■ PROBLEM:
The records that follow are to be repeated exactly, with the pictures removed.

--------------------------------

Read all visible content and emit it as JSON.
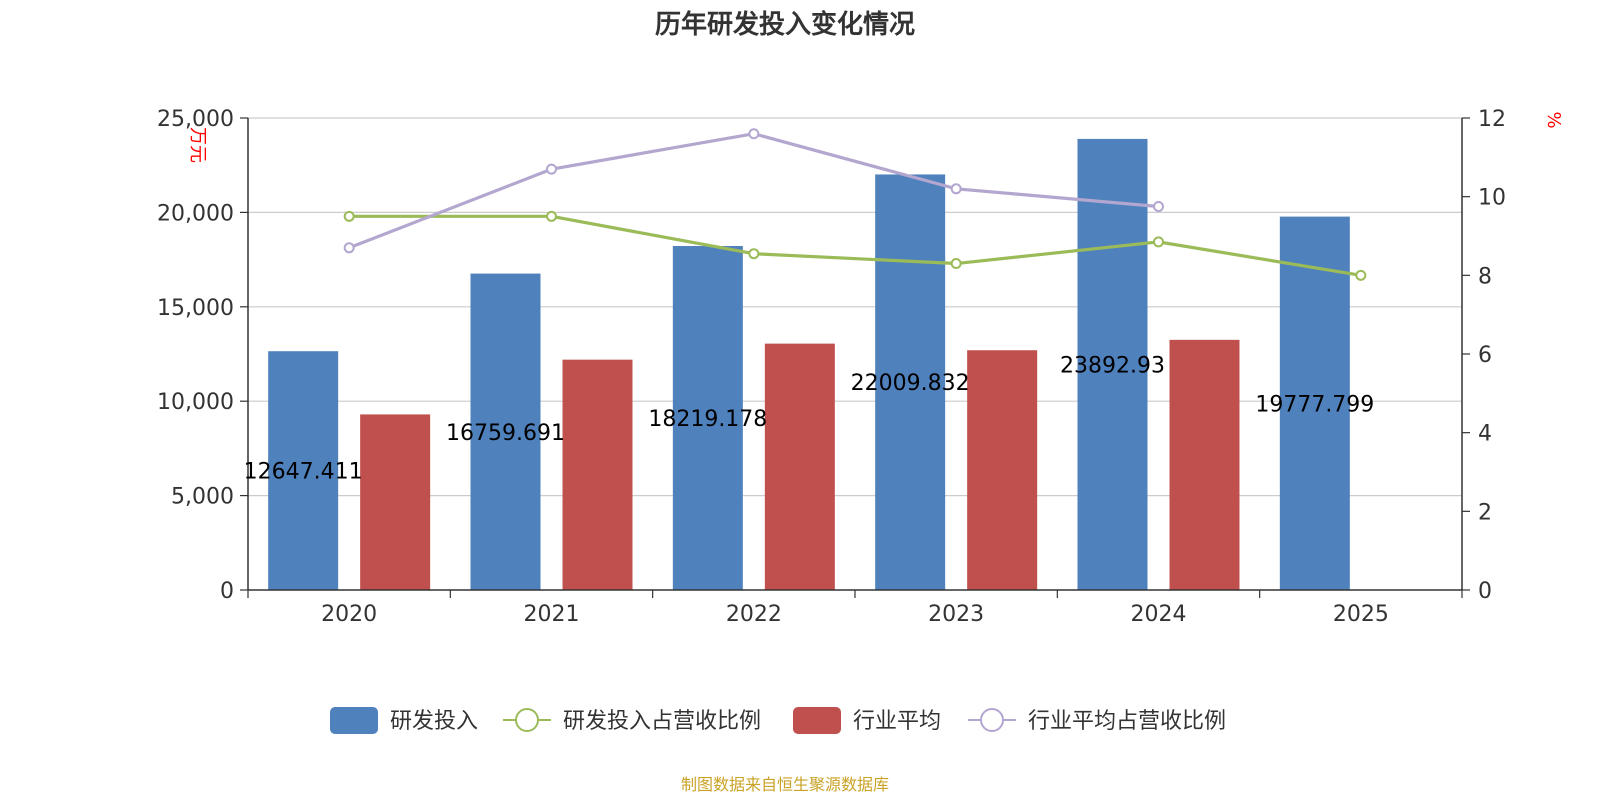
{
  "chart_data": {
    "type": "bar",
    "title": "历年研发投入变化情况",
    "categories": [
      "2020",
      "2021",
      "2022",
      "2023",
      "2024",
      "2025"
    ],
    "y_left": {
      "unit": "万元",
      "min": 0,
      "max": 25000,
      "ticks": [
        "0",
        "5,000",
        "10,000",
        "15,000",
        "20,000",
        "25,000"
      ]
    },
    "y_right": {
      "unit": "%",
      "min": 0,
      "max": 12,
      "ticks": [
        "0",
        "2",
        "4",
        "6",
        "8",
        "10",
        "12"
      ]
    },
    "grid": true,
    "legend_position": "bottom",
    "series": [
      {
        "name": "研发投入",
        "type": "bar",
        "axis": "left",
        "color": "#4f81bd",
        "values": [
          12647.411,
          16759.691,
          18219.178,
          22009.832,
          23892.93,
          19777.799
        ],
        "labels": [
          "12647.411",
          "16759.691",
          "18219.178",
          "22009.832",
          "23892.93",
          "19777.799"
        ]
      },
      {
        "name": "研发投入占营收比例",
        "type": "line",
        "axis": "right",
        "color": "#9bbb59",
        "values": [
          9.5,
          9.5,
          8.55,
          8.3,
          8.85,
          8.0
        ]
      },
      {
        "name": "行业平均",
        "type": "bar",
        "axis": "left",
        "color": "#c0504d",
        "values": [
          9300,
          12200,
          13050,
          12700,
          13250,
          null
        ]
      },
      {
        "name": "行业平均占营收比例",
        "type": "line",
        "axis": "right",
        "color": "#b3a6cf",
        "values": [
          8.7,
          10.7,
          11.6,
          10.2,
          9.75,
          null
        ]
      }
    ],
    "source": "制图数据来自恒生聚源数据库"
  }
}
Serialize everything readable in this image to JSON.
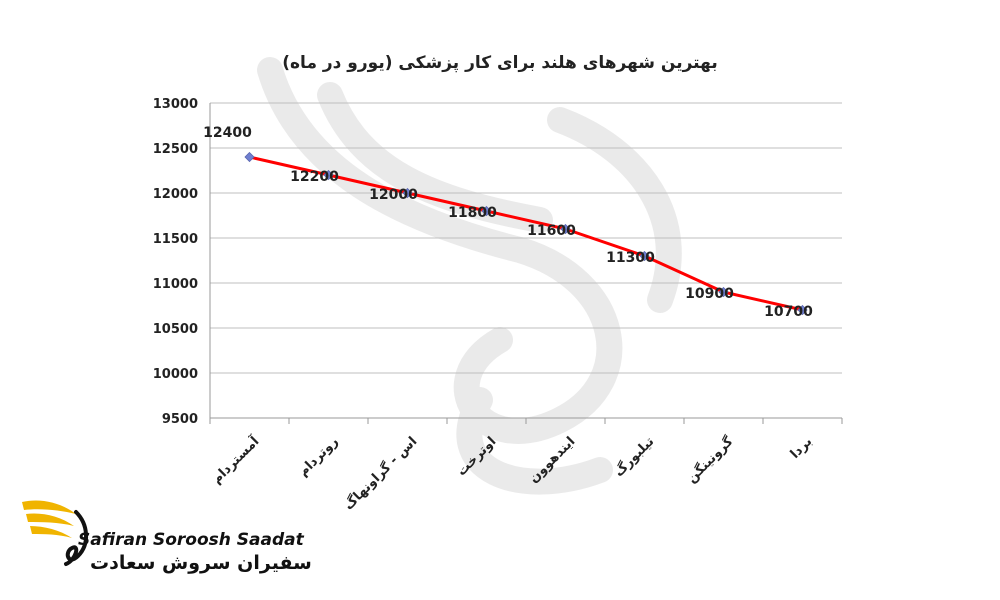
{
  "chart_data": {
    "type": "line",
    "title": "بهترین شهرهای هلند برای کار پزشکی (یورو در ماه)",
    "categories": [
      "آمستردام",
      "روتردام",
      "اس - گراونهاگ",
      "اوترخت",
      "ایندهوون",
      "تیلبورگ",
      "گرونینگن",
      "بردا"
    ],
    "series": [
      {
        "values": [
          12400,
          12200,
          12000,
          11800,
          11600,
          11300,
          10900,
          10700
        ]
      }
    ],
    "data_labels": [
      "12400",
      "12200",
      "12000",
      "11800",
      "11600",
      "11300",
      "10900",
      "10700"
    ],
    "ylim": [
      9500,
      13000
    ],
    "yticks": [
      9500,
      10000,
      10500,
      11000,
      11500,
      12000,
      12500,
      13000
    ],
    "xlabel": "",
    "ylabel": "",
    "grid": true,
    "line_color": "#ff0000",
    "marker_color": "#6f7fd0",
    "marker_shape": "diamond"
  },
  "brand": {
    "name_en": "Safiran Soroosh Saadat",
    "name_fa": "سفیران سروش سعادت",
    "logo": "swan-wing-logo",
    "accent": "#f0b400"
  },
  "watermark": "swan-wing-watermark"
}
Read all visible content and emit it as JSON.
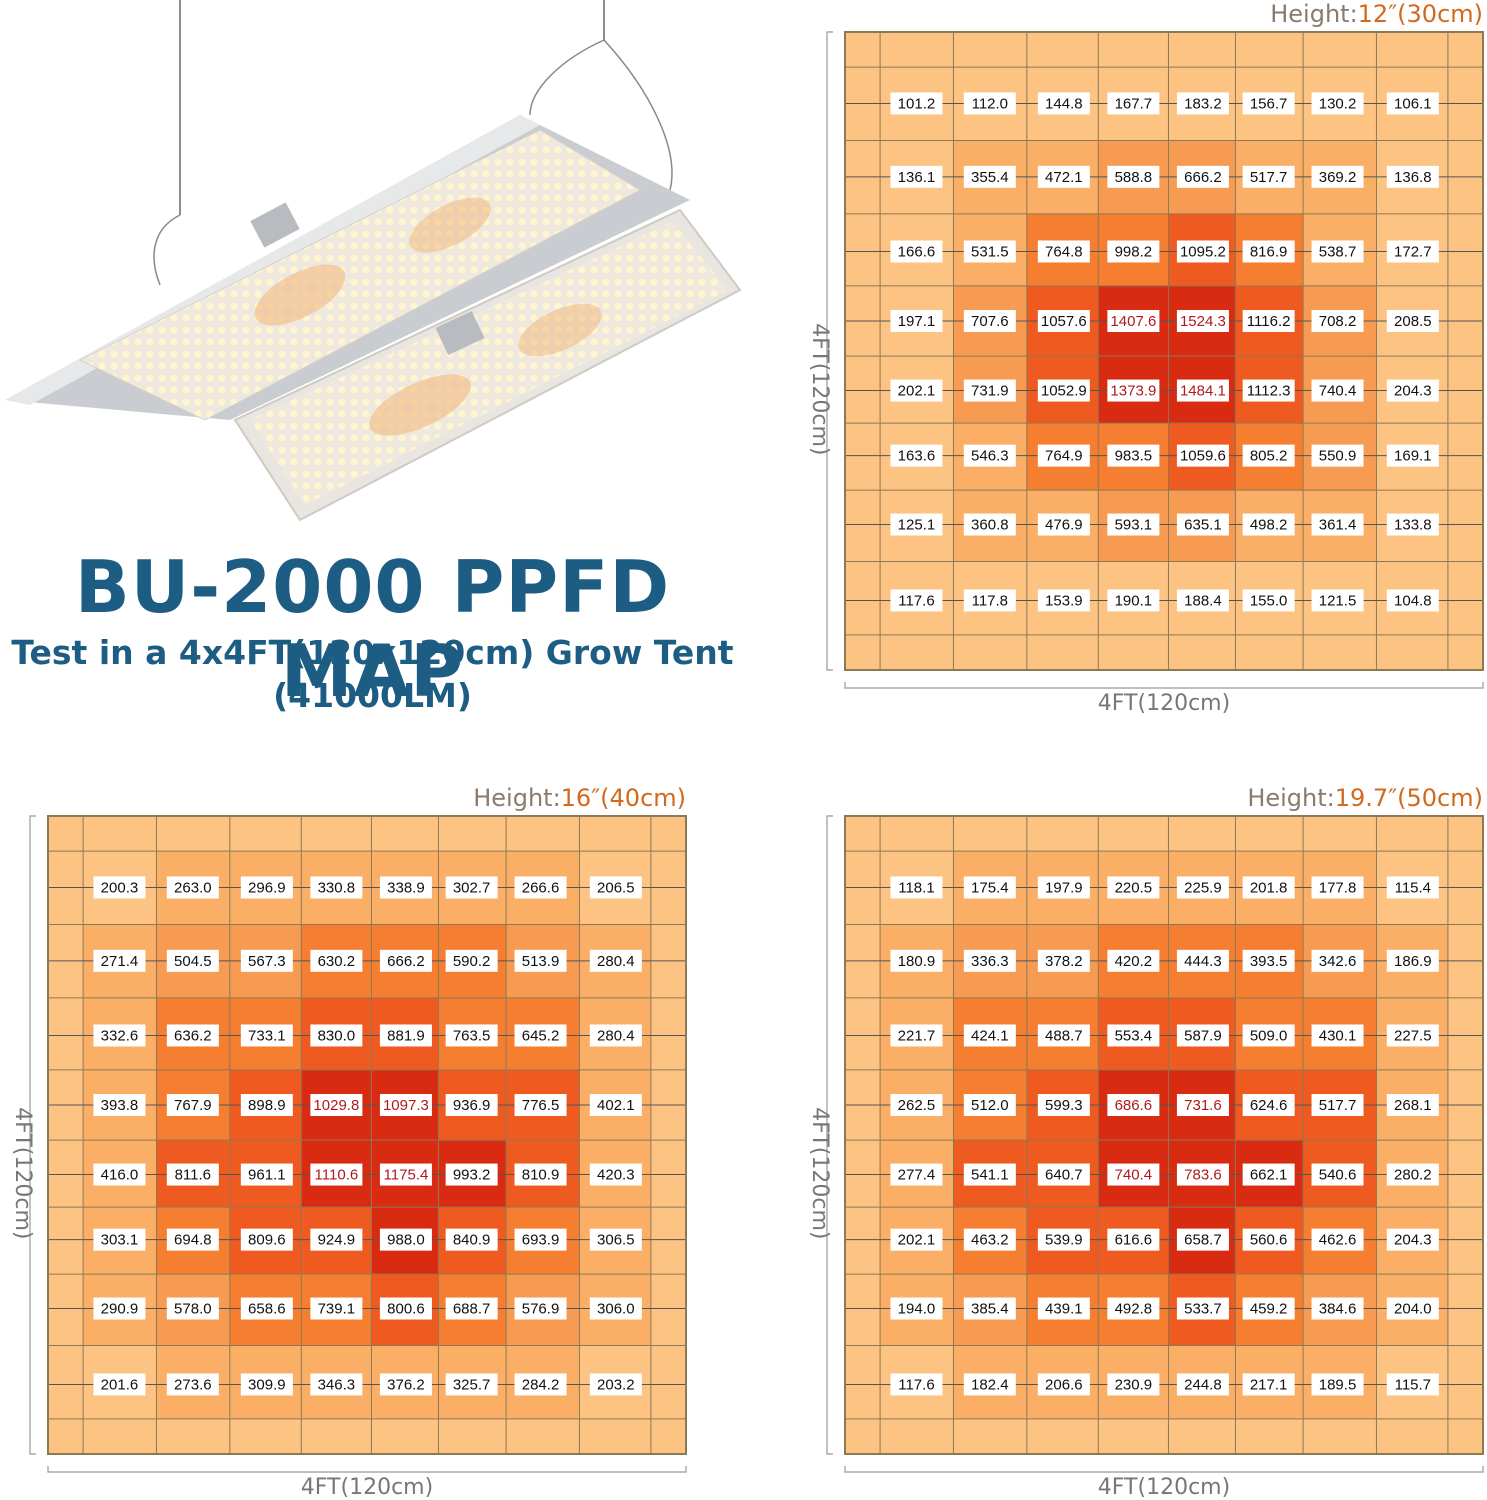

--------------------------------

■ TASK OUTPUT:
Read all visible content and emit it as JSON.
{
  "chart_data": {
    "type": "bar",
    "title": "历年研发投入变化情况",
    "categories": [
      "2020",
      "2021",
      "2022",
      "2023",
      "2024",
      "2025"
    ],
    "y_left": {
      "unit": "万元",
      "min": 0,
      "max": 25000,
      "ticks": [
        "0",
        "5,000",
        "10,000",
        "15,000",
        "20,000",
        "25,000"
      ]
    },
    "y_right": {
      "unit": "%",
      "min": 0,
      "max": 12,
      "ticks": [
        "0",
        "2",
        "4",
        "6",
        "8",
        "10",
        "12"
      ]
    },
    "grid": true,
    "legend_position": "bottom",
    "series": [
      {
        "name": "研发投入",
        "type": "bar",
        "axis": "left",
        "color": "#4f81bd",
        "values": [
          12647.411,
          16759.691,
          18219.178,
          22009.832,
          23892.93,
          19777.799
        ],
        "labels": [
          "12647.411",
          "16759.691",
          "18219.178",
          "22009.832",
          "23892.93",
          "19777.799"
        ]
      },
      {
        "name": "研发投入占营收比例",
        "type": "line",
        "axis": "right",
        "color": "#9bbb59",
        "values": [
          9.5,
          9.5,
          8.55,
          8.3,
          8.85,
          8.0
        ]
      },
      {
        "name": "行业平均",
        "type": "bar",
        "axis": "left",
        "color": "#c0504d",
        "values": [
          9300,
          12200,
          13050,
          12700,
          13250,
          null
        ]
      },
      {
        "name": "行业平均占营收比例",
        "type": "line",
        "axis": "right",
        "color": "#b3a6cf",
        "values": [
          8.7,
          10.7,
          11.6,
          10.2,
          9.75,
          null
        ]
      }
    ],
    "source": "制图数据来自恒生聚源数据库"
  }
}
Serialize everything readable in this image to JSON.
{
  "chart_data": {
    "type": "line",
    "title": "بهترین شهرهای هلند برای کار پزشکی (یورو در ماه)",
    "categories": [
      "آمستردام",
      "روتردام",
      "اس - گراونهاگ",
      "اوترخت",
      "ایندهوون",
      "تیلبورگ",
      "گرونینگن",
      "بردا"
    ],
    "series": [
      {
        "values": [
          12400,
          12200,
          12000,
          11800,
          11600,
          11300,
          10900,
          10700
        ]
      }
    ],
    "data_labels": [
      "12400",
      "12200",
      "12000",
      "11800",
      "11600",
      "11300",
      "10900",
      "10700"
    ],
    "ylim": [
      9500,
      13000
    ],
    "yticks": [
      9500,
      10000,
      10500,
      11000,
      11500,
      12000,
      12500,
      13000
    ],
    "xlabel": "",
    "ylabel": "",
    "grid": true,
    "line_color": "#ff0000",
    "marker_color": "#6f7fd0",
    "marker_shape": "diamond"
  },
  "brand": {
    "name_en": "Safiran Soroosh Saadat",
    "name_fa": "سفیران سروش سعادت",
    "logo": "swan-wing-logo",
    "accent": "#f0b400"
  },
  "watermark": "swan-wing-watermark"
}
Read all visible content and emit it as JSON.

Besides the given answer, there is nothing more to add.